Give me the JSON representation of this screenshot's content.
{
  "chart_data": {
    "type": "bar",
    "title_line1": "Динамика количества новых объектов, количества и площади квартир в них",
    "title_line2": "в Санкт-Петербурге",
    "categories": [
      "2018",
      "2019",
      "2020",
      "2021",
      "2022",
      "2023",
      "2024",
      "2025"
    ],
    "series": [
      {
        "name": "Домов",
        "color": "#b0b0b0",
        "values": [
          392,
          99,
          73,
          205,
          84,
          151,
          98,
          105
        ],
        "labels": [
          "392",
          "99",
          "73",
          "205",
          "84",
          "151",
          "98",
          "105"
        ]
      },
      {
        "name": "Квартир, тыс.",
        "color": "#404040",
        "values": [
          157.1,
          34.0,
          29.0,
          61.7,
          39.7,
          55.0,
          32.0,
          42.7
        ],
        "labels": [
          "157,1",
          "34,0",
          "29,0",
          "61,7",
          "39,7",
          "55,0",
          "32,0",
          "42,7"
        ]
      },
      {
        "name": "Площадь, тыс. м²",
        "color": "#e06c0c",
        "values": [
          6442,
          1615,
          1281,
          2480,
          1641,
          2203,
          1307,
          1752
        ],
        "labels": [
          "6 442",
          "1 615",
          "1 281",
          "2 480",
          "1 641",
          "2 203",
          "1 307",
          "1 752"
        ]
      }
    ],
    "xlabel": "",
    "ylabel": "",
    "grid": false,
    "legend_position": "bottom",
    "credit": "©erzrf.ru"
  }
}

==================================================

◆ Problem:
Return the full listing, character for character.

◆ The response:
Give me the JSON representation of this screenshot's content.
{
  "chart_data": {
    "type": "bar",
    "title_line1": "Динамика количества новых объектов, количества и площади квартир в них",
    "title_line2": "в Санкт-Петербурге",
    "categories": [
      "2018",
      "2019",
      "2020",
      "2021",
      "2022",
      "2023",
      "2024",
      "2025"
    ],
    "series": [
      {
        "name": "Домов",
        "color": "#b0b0b0",
        "values": [
          392,
          99,
          73,
          205,
          84,
          151,
          98,
          105
        ],
        "labels": [
          "392",
          "99",
          "73",
          "205",
          "84",
          "151",
          "98",
          "105"
        ]
      },
      {
        "name": "Квартир, тыс.",
        "color": "#404040",
        "values": [
          157.1,
          34.0,
          29.0,
          61.7,
          39.7,
          55.0,
          32.0,
          42.7
        ],
        "labels": [
          "157,1",
          "34,0",
          "29,0",
          "61,7",
          "39,7",
          "55,0",
          "32,0",
          "42,7"
        ]
      },
      {
        "name": "Площадь, тыс. м²",
        "color": "#e06c0c",
        "values": [
          6442,
          1615,
          1281,
          2480,
          1641,
          2203,
          1307,
          1752
        ],
        "labels": [
          "6 442",
          "1 615",
          "1 281",
          "2 480",
          "1 641",
          "2 203",
          "1 307",
          "1 752"
        ]
      }
    ],
    "xlabel": "",
    "ylabel": "",
    "grid": false,
    "legend_position": "bottom",
    "credit": "©erzrf.ru"
  }
}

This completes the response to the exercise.